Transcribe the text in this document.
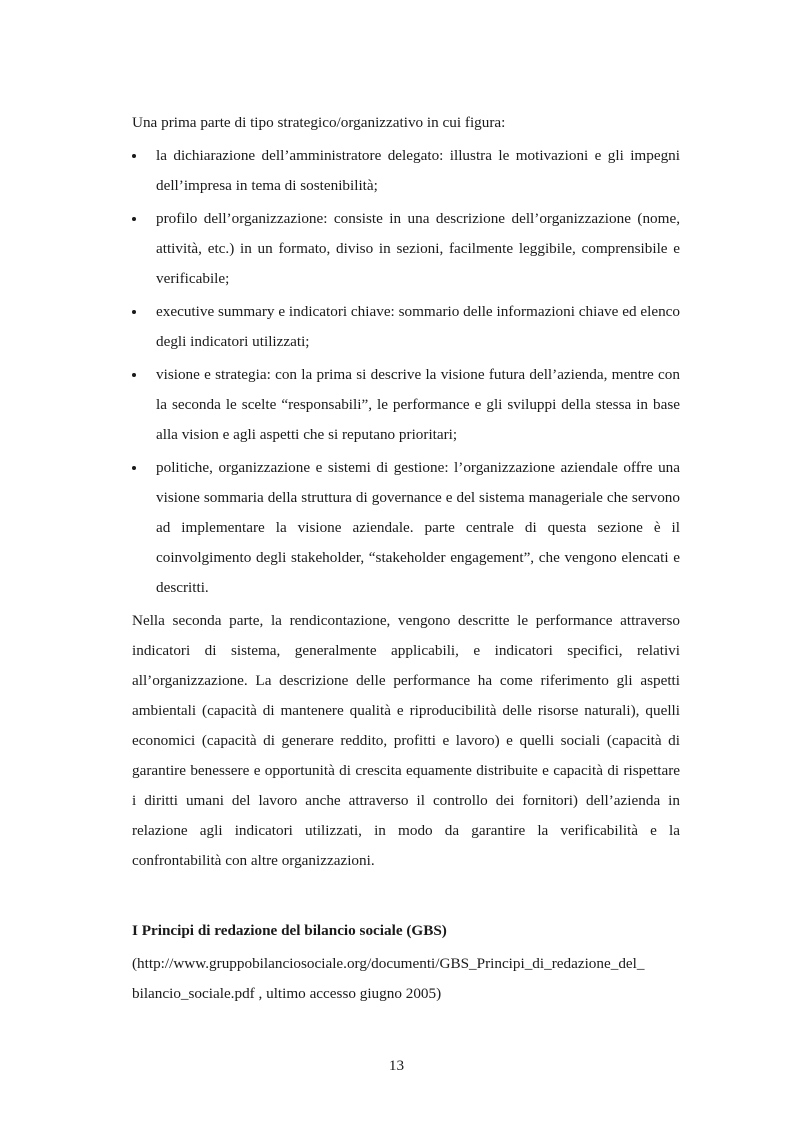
Una prima parte di tipo strategico/organizzativo in cui figura:

la dichiarazione dell’amministratore delegato: illustra le motivazioni e gli impegni dell’impresa in tema di sostenibilità;
profilo dell’organizzazione: consiste in una descrizione dell’organizzazione (nome, attività, etc.) in un formato, diviso in sezioni, facilmente leggibile, comprensibile e verificabile;
executive summary e indicatori chiave: sommario delle informazioni chiave ed elenco degli indicatori utilizzati;
visione e strategia: con la prima si descrive la visione futura dell’azienda, mentre con la seconda le scelte “responsabili”, le performance e gli sviluppi della stessa in base alla vision e agli aspetti che si reputano prioritari;
politiche, organizzazione e sistemi di gestione: l’organizzazione aziendale offre una visione sommaria della struttura di governance e del sistema manageriale che servono ad implementare la visione aziendale. parte centrale di questa sezione è il coinvolgimento degli stakeholder, “stakeholder engagement”, che vengono elencati e descritti.

Nella seconda parte, la rendicontazione, vengono descritte le performance attraverso indicatori di sistema, generalmente applicabili, e indicatori specifici, relativi all’organizzazione. La descrizione delle performance ha come riferimento gli aspetti ambientali (capacità di mantenere qualità e riproducibilità delle risorse naturali), quelli economici (capacità di generare reddito, profitti e lavoro) e quelli sociali (capacità di garantire benessere e opportunità di crescita equamente distribuite e capacità di rispettare i diritti umani del lavoro anche attraverso il controllo dei fornitori) dell’azienda in relazione agli indicatori utilizzati, in modo da garantire la verificabilità e la confrontabilità con altre organizzazioni.

I Principi di redazione del bilancio sociale (GBS)

(http://www.gruppobilanciosociale.org/documenti/GBS_Principi_di_redazione_del_
bilancio_sociale.pdf , ultimo accesso giugno 2005)

13
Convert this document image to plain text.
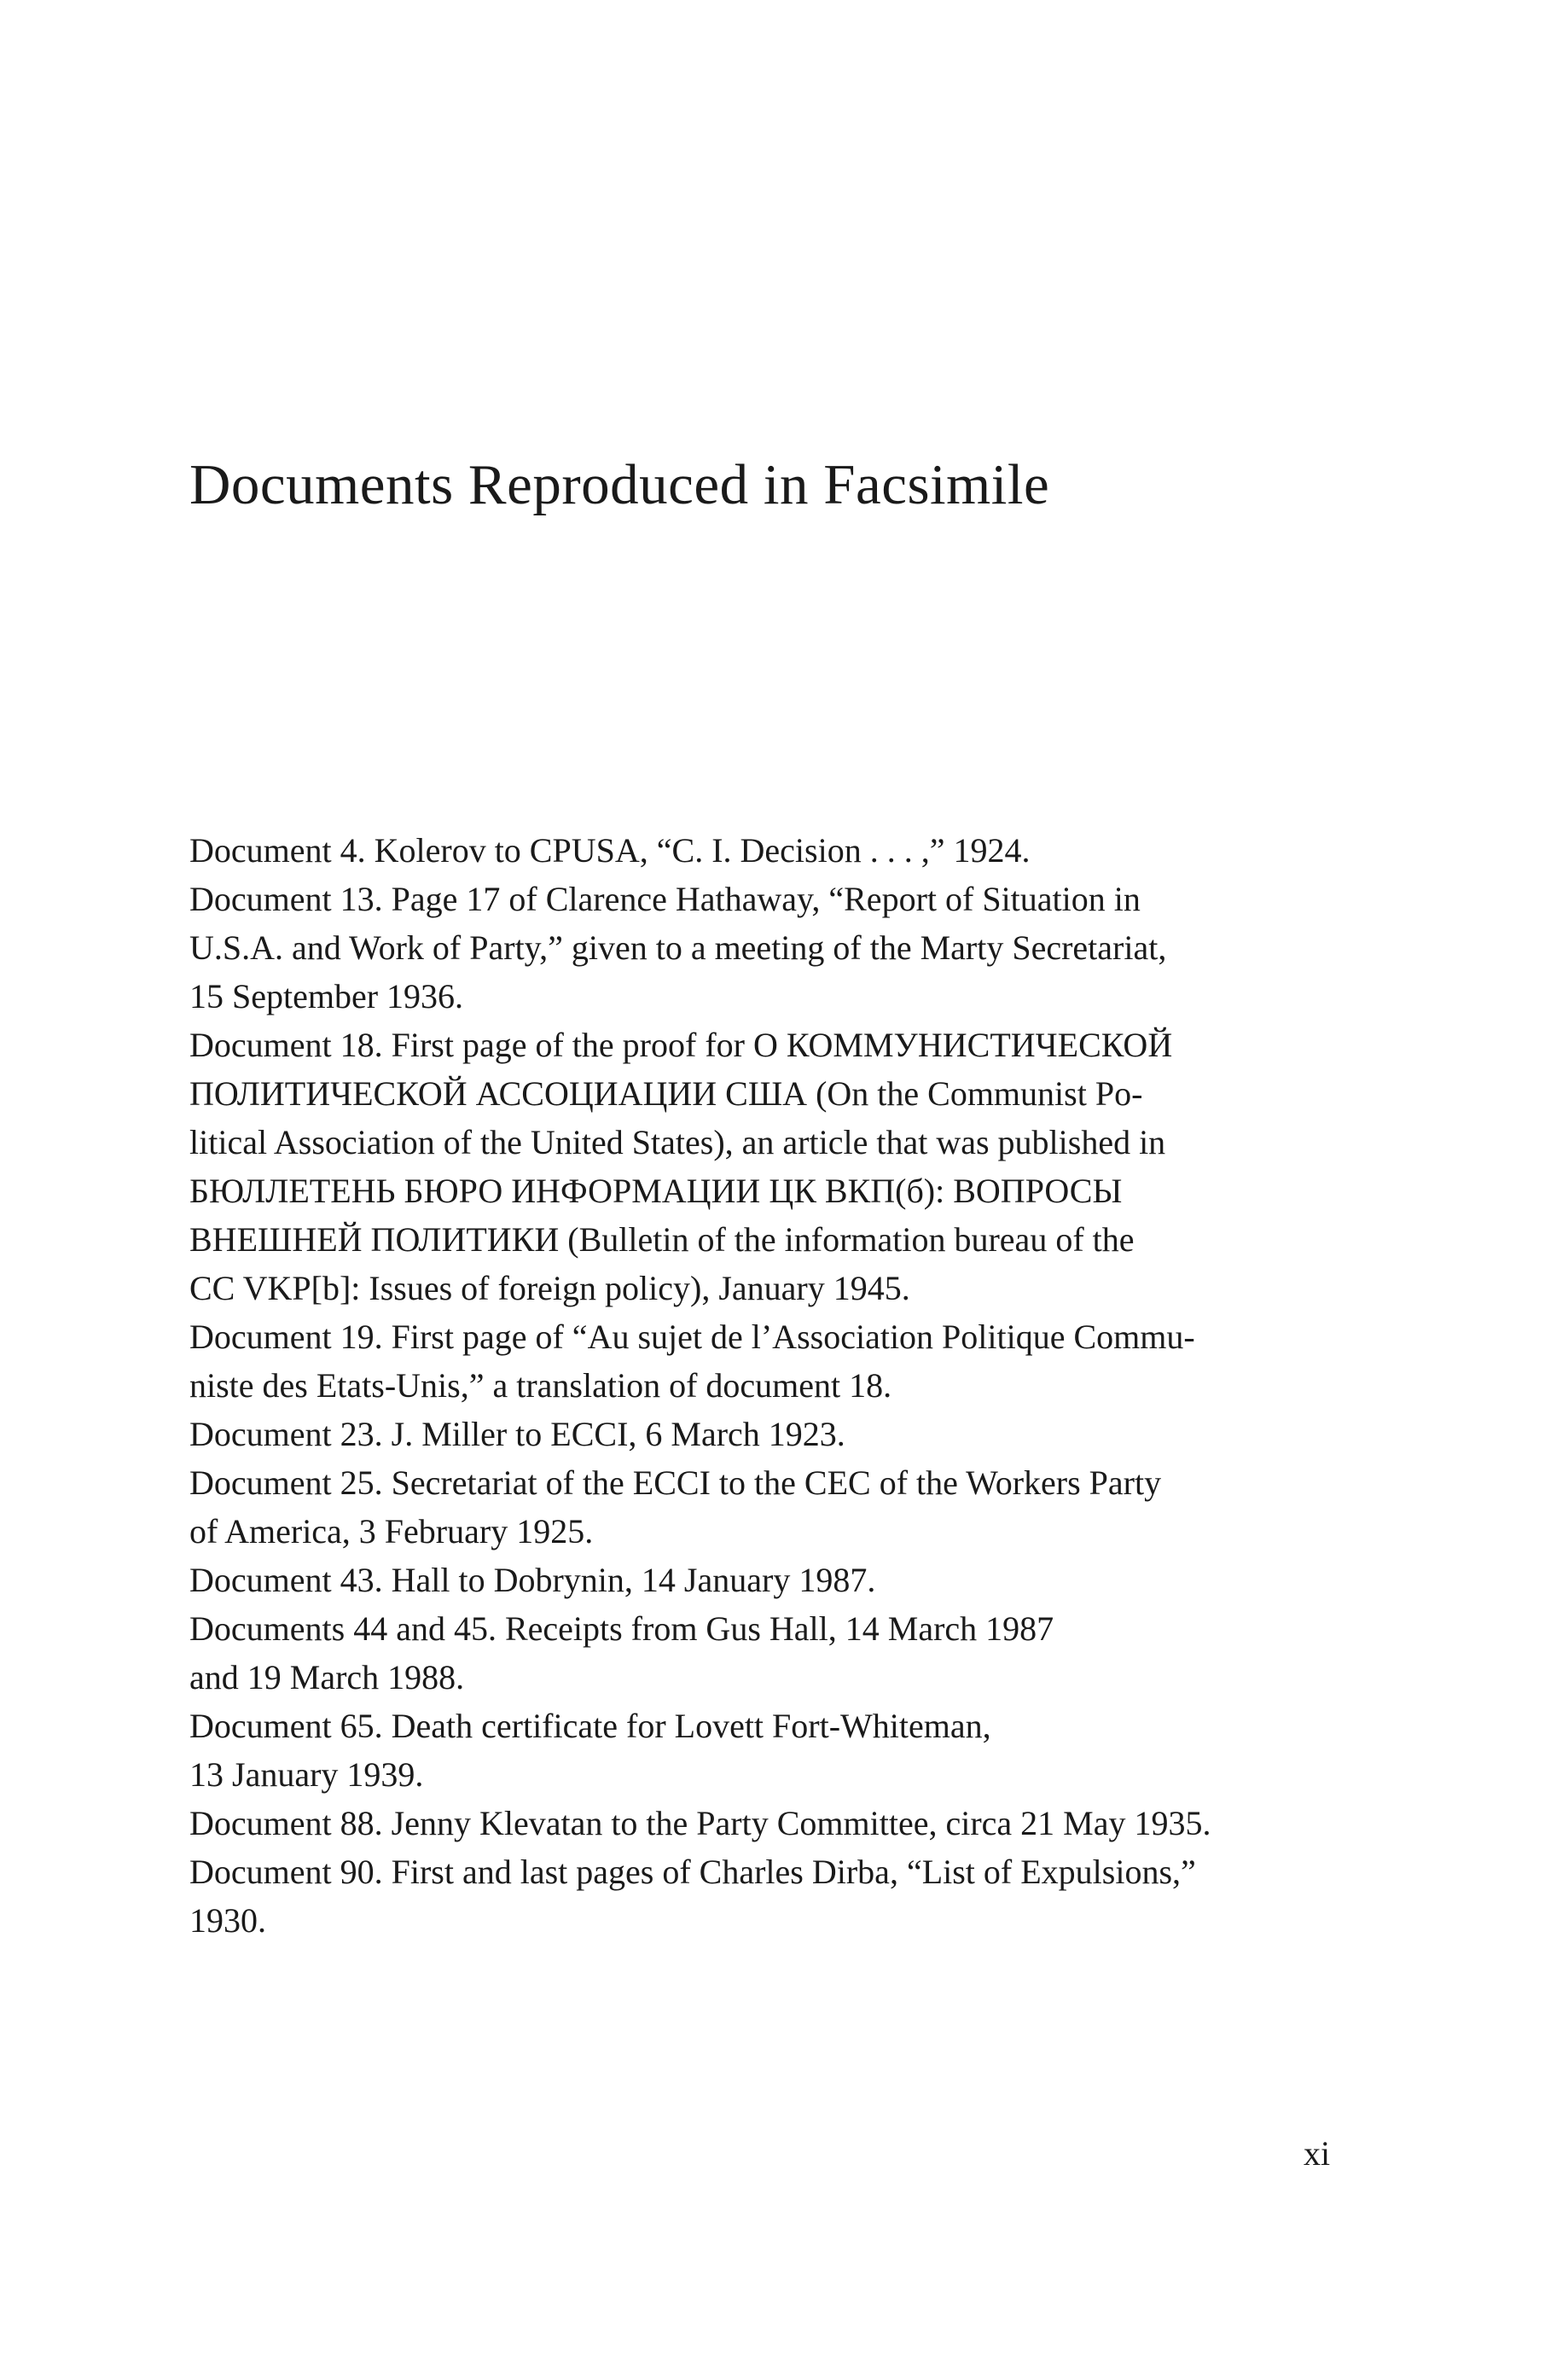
Documents Reproduced in Facsimile
Document 4. Kolerov to CPUSA, “C. I. Decision . . . ,” 1924.
Document 13. Page 17 of Clarence Hathaway, “Report of Situation in
U.S.A. and Work of Party,” given to a meeting of the Marty Secretariat,
15 September 1936.
Document 18. First page of the proof for О КОММУНИСТИЧЕСКОЙ
ПОЛИТИЧЕСКОЙ АССОЦИАЦИИ США (On the Communist Po-
litical Association of the United States), an article that was published in
БЮЛЛЕТЕНЬ БЮРО ИНФОРМАЦИИ ЦК ВКП(б): ВОПРОСЫ
ВНЕШНЕЙ ПОЛИТИКИ (Bulletin of the information bureau of the
CC VKP[b]: Issues of foreign policy), January 1945.
Document 19. First page of “Au sujet de l’Association Politique Commu-
niste des Etats-Unis,” a translation of document 18.
Document 23. J. Miller to ECCI, 6 March 1923.
Document 25. Secretariat of the ECCI to the CEC of the Workers Party
of America, 3 February 1925.
Document 43. Hall to Dobrynin, 14 January 1987.
Documents 44 and 45. Receipts from Gus Hall, 14 March 1987
and 19 March 1988.
Document 65. Death certificate for Lovett Fort-Whiteman,
13 January 1939.
Document 88. Jenny Klevatan to the Party Committee, circa 21 May 1935.
Document 90. First and last pages of Charles Dirba, “List of Expulsions,”
1930.
xi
***
Reproduce exactly and only the lines from the line that contains "Convert this document image to plain text." to the end of the data above, both ends included. No pictures go in the copy.

**RESULT FOR THIS TASK**.
Convert this document image to plain text.
Documents Reproduced in Facsimile
Document 4. Kolerov to CPUSA, “C. I. Decision . . . ,” 1924.
Document 13. Page 17 of Clarence Hathaway, “Report of Situation in
U.S.A. and Work of Party,” given to a meeting of the Marty Secretariat,
15 September 1936.
Document 18. First page of the proof for О КОММУНИСТИЧЕСКОЙ
ПОЛИТИЧЕСКОЙ АССОЦИАЦИИ США (On the Communist Po-
litical Association of the United States), an article that was published in
БЮЛЛЕТЕНЬ БЮРО ИНФОРМАЦИИ ЦК ВКП(б): ВОПРОСЫ
ВНЕШНЕЙ ПОЛИТИКИ (Bulletin of the information bureau of the
CC VKP[b]: Issues of foreign policy), January 1945.
Document 19. First page of “Au sujet de l’Association Politique Commu-
niste des Etats-Unis,” a translation of document 18.
Document 23. J. Miller to ECCI, 6 March 1923.
Document 25. Secretariat of the ECCI to the CEC of the Workers Party
of America, 3 February 1925.
Document 43. Hall to Dobrynin, 14 January 1987.
Documents 44 and 45. Receipts from Gus Hall, 14 March 1987
and 19 March 1988.
Document 65. Death certificate for Lovett Fort-Whiteman,
13 January 1939.
Document 88. Jenny Klevatan to the Party Committee, circa 21 May 1935.
Document 90. First and last pages of Charles Dirba, “List of Expulsions,”
1930.
xi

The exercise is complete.